Job → Find the lines below that contain the string "keskimääräiset". Copy each one.

=== Dataset entries ===

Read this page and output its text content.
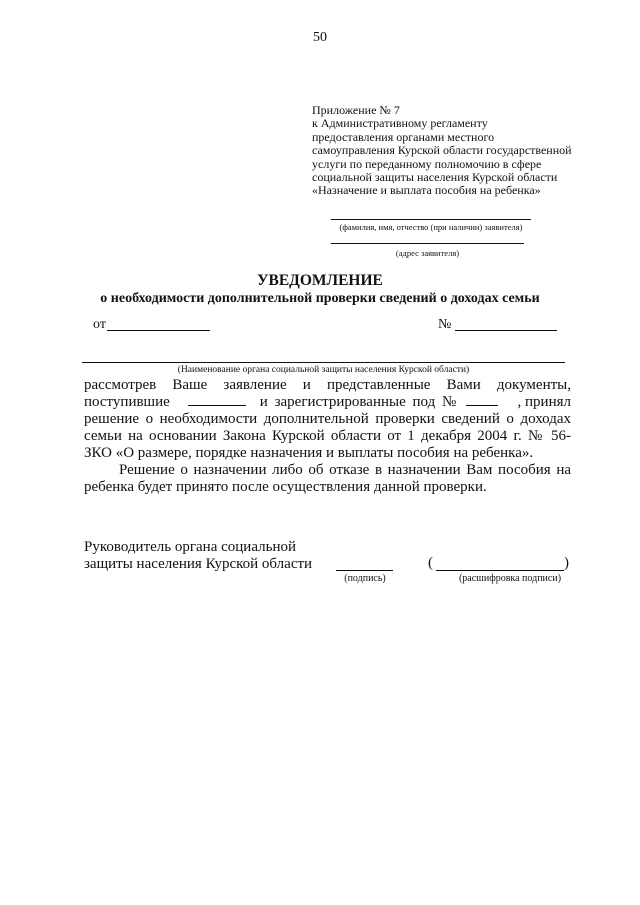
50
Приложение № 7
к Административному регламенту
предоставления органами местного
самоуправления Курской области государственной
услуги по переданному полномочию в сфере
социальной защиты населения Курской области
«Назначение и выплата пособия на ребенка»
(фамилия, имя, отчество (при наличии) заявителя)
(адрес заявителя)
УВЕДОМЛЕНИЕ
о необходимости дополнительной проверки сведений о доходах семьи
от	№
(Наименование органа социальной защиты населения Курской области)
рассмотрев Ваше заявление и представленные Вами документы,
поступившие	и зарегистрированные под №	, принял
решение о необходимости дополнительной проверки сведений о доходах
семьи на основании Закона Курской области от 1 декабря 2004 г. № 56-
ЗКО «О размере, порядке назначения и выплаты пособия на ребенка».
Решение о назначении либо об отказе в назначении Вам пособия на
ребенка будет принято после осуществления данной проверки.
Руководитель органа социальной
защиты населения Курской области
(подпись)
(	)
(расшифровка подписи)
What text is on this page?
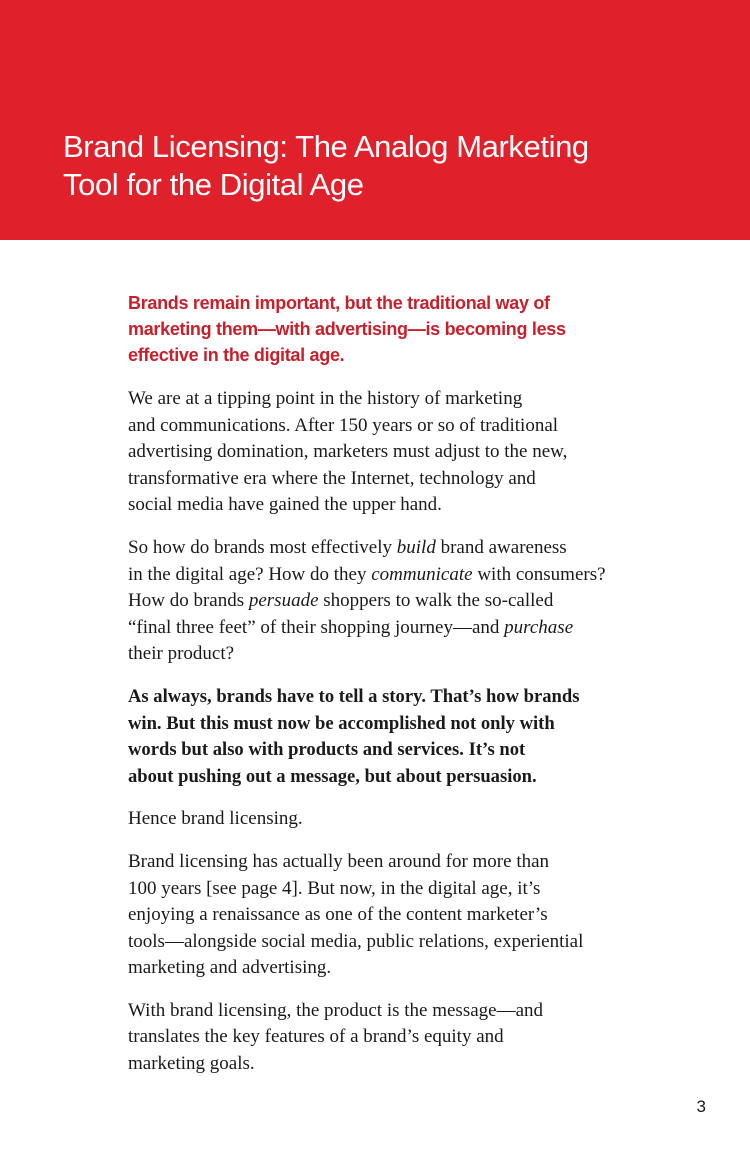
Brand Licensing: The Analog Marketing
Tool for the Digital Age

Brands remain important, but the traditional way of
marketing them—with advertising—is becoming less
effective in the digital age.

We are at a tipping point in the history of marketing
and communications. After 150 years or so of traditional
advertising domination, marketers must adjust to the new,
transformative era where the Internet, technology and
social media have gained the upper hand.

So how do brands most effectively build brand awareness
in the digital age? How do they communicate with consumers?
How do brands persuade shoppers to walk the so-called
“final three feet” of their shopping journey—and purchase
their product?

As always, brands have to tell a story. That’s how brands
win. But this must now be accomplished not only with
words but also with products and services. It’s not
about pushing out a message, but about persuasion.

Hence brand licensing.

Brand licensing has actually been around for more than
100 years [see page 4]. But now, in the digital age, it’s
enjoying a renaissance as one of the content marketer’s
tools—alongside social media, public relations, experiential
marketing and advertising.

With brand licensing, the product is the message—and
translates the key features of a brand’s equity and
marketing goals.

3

===
=== Dataset entries ===

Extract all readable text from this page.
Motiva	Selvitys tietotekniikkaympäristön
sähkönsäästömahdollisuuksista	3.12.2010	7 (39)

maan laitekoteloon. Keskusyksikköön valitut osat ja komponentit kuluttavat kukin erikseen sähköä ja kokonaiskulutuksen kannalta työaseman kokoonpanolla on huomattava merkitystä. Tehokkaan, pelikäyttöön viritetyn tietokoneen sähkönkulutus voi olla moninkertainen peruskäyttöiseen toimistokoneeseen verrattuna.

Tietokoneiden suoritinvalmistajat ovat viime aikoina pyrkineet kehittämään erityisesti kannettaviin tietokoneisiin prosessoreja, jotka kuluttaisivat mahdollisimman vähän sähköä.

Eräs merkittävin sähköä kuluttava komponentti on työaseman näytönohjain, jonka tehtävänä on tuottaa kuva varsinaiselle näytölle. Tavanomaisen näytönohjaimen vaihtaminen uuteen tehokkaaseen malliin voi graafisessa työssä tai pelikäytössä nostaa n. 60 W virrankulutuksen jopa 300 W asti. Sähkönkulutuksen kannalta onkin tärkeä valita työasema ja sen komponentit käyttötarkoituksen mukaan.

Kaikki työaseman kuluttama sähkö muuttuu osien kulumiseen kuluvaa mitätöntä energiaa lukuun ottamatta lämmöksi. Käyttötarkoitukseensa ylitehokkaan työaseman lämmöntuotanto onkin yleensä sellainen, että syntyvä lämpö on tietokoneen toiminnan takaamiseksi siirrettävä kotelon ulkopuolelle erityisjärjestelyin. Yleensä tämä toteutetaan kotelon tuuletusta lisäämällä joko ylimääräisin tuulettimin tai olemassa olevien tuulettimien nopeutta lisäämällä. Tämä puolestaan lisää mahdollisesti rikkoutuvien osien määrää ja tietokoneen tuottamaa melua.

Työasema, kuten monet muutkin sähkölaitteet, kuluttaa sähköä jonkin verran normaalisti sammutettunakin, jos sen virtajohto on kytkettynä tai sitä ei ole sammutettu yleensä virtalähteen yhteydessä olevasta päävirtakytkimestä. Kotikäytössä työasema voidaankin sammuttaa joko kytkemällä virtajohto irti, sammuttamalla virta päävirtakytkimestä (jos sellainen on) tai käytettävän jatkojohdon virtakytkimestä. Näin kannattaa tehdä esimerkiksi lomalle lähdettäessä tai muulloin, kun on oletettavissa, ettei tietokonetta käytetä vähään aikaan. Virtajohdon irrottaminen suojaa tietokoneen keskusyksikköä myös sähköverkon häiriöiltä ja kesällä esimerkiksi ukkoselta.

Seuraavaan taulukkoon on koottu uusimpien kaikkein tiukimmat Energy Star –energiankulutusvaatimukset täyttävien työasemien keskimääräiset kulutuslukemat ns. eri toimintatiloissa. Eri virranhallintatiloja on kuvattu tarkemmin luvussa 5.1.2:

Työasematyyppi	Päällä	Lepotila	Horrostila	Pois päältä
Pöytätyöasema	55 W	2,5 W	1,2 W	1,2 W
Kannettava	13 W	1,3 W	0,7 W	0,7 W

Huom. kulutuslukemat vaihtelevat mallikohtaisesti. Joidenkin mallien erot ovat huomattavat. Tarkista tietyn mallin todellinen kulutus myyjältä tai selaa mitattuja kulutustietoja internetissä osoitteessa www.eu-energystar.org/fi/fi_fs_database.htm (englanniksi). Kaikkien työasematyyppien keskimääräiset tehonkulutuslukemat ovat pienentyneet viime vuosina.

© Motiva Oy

===

Written answer →
Seuraavaan taulukkoon on koottu uusimpien kaikkein tiukimmat Energy Star –energiankulutusvaatimukset täyttävien työasemien keskimääräiset kulutuslukemat ns. eri toimintatiloissa. Eri virranhallintatiloja on kuvattu tarkemmin luvussa 5.1.2:
Huom. kulutuslukemat vaihtelevat mallikohtaisesti. Joidenkin mallien erot ovat huomattavat. Tarkista tietyn mallin todellinen kulutus myyjältä tai selaa mitattuja kulutustietoja internetissä osoitteessa www.eu-energystar.org/fi/fi_fs_database.htm (englanniksi). Kaikkien työasematyyppien keskimääräiset tehonkulutuslukemat ovat pienentyneet viime vuosina.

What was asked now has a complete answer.